Dataset records:
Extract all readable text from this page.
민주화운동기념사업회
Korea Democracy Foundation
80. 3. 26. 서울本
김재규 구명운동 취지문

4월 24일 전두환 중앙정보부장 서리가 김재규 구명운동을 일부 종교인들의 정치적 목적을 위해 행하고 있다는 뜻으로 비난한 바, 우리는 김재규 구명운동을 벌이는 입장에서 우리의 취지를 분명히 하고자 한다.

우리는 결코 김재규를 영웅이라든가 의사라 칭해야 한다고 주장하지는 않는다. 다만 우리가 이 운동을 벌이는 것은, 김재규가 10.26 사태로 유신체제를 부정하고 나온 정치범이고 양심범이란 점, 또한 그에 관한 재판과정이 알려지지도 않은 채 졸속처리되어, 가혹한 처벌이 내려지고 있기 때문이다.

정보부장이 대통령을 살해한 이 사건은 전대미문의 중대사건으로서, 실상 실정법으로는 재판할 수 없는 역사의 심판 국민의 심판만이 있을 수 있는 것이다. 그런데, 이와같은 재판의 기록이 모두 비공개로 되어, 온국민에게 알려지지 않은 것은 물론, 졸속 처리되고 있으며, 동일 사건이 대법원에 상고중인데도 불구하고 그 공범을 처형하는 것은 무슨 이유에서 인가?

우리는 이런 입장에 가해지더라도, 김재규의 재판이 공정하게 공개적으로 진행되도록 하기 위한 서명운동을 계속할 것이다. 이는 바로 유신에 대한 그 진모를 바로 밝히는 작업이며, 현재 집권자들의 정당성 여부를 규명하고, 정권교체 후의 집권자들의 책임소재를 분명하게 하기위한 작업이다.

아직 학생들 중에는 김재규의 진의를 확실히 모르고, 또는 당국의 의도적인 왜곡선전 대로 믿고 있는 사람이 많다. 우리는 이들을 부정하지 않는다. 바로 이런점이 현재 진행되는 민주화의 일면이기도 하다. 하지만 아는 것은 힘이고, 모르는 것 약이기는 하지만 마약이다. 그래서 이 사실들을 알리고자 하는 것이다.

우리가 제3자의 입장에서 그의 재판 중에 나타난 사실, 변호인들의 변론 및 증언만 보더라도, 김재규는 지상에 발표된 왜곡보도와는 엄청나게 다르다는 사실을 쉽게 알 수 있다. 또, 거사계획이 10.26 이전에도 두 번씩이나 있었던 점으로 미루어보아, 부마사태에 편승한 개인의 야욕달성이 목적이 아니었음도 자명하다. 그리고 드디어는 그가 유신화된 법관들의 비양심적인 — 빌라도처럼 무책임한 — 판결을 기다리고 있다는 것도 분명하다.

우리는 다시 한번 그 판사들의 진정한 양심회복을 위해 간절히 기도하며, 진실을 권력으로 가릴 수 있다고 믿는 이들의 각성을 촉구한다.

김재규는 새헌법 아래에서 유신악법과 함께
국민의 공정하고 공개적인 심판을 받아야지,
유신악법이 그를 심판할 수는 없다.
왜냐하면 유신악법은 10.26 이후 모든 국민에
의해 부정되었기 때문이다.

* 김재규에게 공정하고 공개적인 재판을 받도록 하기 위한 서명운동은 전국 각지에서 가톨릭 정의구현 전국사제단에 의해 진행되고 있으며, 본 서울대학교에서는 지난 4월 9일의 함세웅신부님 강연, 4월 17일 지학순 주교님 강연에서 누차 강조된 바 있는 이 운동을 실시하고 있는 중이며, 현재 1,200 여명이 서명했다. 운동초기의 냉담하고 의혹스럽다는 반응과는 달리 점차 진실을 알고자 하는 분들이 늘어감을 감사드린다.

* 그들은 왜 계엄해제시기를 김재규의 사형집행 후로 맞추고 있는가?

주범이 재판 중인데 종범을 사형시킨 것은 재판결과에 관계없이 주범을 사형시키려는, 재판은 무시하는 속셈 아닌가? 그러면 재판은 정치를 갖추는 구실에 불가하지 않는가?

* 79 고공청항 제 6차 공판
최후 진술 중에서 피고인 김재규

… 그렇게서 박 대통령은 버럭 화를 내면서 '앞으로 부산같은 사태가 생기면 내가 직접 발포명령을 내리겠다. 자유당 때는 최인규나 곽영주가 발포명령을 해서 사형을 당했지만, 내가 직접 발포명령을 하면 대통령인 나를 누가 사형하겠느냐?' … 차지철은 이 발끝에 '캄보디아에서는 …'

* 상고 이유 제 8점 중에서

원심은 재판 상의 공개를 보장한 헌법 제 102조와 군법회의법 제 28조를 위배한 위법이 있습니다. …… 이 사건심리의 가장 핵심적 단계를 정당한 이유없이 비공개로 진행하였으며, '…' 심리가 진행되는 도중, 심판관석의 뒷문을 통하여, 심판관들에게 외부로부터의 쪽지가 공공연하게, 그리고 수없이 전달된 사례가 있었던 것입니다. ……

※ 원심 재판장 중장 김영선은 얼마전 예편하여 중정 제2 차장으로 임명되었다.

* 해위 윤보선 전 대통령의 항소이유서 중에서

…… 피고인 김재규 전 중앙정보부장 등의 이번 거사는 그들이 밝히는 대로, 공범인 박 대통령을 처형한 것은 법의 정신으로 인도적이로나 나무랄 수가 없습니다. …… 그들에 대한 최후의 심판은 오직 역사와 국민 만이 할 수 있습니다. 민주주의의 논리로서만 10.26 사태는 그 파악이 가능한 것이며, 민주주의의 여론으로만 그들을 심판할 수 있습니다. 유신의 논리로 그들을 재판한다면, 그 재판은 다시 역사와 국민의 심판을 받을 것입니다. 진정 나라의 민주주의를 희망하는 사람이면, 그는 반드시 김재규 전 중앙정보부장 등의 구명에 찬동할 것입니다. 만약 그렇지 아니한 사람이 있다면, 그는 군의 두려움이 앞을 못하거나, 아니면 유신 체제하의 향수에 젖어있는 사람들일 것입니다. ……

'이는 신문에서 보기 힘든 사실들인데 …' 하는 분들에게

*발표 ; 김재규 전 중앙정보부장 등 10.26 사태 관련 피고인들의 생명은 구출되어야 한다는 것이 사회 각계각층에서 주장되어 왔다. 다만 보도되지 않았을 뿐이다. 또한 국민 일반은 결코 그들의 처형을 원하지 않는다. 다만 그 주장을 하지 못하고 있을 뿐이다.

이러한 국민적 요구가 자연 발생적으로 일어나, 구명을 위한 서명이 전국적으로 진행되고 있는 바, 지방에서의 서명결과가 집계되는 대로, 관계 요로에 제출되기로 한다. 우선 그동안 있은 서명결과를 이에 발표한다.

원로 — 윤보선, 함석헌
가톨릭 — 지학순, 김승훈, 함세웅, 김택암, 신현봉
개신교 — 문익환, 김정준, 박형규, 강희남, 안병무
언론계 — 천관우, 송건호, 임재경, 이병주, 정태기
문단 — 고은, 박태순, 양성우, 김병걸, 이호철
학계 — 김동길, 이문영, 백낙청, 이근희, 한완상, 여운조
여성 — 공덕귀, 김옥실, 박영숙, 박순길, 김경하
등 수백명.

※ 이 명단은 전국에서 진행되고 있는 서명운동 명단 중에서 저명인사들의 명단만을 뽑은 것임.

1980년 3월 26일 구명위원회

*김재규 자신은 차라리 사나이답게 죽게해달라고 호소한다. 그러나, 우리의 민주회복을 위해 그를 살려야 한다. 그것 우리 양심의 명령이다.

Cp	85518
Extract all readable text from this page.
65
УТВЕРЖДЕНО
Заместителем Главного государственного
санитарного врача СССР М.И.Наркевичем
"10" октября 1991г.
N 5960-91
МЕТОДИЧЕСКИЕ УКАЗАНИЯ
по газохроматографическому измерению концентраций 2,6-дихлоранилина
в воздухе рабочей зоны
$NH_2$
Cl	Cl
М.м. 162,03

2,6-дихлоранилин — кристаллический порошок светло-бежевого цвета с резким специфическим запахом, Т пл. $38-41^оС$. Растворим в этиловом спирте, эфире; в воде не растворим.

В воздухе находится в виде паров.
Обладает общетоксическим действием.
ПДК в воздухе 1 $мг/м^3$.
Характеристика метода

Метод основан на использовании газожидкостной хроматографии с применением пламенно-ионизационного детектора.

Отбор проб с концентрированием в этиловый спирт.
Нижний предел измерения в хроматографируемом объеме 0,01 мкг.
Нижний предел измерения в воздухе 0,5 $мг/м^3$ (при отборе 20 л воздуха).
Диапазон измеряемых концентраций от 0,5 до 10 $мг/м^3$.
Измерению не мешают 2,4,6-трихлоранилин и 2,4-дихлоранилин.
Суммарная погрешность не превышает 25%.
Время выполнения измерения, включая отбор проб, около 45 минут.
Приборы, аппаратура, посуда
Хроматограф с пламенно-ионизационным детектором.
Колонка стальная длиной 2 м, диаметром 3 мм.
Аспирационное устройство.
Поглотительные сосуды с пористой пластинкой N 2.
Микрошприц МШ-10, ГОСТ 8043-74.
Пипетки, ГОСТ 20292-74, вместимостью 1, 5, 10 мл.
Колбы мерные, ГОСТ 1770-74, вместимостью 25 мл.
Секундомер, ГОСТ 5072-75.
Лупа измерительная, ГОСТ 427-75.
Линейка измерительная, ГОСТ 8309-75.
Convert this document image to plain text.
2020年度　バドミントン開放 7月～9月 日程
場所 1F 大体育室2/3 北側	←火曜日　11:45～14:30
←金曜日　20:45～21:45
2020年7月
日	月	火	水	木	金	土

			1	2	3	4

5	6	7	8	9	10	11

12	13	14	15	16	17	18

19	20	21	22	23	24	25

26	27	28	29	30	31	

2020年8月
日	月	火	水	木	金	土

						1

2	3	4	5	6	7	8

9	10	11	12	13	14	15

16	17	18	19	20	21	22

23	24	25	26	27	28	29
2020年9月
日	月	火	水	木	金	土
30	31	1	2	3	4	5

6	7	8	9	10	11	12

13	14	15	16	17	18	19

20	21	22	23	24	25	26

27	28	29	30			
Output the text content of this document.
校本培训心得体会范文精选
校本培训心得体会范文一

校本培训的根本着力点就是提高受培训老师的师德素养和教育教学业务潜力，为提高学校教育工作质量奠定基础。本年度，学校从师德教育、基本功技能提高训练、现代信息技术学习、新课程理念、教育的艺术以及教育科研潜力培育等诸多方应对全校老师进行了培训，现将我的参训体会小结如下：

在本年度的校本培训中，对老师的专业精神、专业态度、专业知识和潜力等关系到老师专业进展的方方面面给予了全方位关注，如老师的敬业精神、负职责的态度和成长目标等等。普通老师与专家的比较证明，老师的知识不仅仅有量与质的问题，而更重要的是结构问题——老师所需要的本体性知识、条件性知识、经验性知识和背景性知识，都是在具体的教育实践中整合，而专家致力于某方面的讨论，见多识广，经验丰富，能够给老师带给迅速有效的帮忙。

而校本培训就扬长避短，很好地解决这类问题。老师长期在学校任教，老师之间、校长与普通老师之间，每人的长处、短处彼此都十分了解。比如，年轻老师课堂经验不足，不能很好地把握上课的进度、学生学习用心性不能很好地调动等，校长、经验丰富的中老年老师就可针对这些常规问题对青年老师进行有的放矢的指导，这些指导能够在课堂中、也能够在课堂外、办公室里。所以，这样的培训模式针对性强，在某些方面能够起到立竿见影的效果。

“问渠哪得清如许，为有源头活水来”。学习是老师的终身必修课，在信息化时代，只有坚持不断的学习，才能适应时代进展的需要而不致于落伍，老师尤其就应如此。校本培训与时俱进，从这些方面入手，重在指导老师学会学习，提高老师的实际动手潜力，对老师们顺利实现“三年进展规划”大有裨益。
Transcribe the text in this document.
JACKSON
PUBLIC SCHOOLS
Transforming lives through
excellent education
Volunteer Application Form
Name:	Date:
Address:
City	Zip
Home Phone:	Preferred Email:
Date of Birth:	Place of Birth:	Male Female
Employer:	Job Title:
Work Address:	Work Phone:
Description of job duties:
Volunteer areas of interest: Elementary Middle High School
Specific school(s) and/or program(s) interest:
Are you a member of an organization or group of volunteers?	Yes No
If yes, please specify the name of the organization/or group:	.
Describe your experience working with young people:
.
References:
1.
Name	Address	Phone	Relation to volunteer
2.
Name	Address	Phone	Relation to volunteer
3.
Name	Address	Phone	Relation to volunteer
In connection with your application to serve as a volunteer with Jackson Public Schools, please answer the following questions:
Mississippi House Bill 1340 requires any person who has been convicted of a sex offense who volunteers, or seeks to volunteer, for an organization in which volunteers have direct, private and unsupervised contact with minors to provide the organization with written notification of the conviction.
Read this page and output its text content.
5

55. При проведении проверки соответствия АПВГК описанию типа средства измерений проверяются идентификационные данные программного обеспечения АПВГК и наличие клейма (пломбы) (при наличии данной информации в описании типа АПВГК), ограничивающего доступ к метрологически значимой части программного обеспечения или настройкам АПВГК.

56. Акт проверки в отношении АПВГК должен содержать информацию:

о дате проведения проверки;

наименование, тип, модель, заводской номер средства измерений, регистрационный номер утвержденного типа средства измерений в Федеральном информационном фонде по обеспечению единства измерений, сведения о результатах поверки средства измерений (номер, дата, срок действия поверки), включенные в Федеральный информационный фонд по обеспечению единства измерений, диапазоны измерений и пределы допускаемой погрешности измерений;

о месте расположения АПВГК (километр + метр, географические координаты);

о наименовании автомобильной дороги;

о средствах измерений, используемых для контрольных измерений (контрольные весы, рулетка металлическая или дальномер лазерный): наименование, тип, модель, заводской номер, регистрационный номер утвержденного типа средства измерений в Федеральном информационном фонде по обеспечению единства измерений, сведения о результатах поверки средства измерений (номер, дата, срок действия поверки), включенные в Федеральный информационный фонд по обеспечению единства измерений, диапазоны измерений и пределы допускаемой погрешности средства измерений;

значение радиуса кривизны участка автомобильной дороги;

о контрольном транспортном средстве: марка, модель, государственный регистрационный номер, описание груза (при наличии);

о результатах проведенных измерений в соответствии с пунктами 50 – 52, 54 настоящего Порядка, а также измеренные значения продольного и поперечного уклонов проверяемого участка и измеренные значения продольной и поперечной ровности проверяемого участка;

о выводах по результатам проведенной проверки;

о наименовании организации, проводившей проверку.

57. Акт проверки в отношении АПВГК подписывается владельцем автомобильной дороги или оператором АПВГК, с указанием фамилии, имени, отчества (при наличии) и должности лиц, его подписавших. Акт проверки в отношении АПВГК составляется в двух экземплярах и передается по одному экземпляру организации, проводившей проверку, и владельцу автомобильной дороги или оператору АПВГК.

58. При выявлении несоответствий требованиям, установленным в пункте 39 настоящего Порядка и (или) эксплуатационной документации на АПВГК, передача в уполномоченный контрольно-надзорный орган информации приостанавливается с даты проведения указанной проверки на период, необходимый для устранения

**Task**
Return, from the data, each line that has the word "your" in it.

**Result of this exercise**
Describe your experience working with young people:
In connection with your application to serve as a volunteer with Jackson Public Schools, please answer the following questions:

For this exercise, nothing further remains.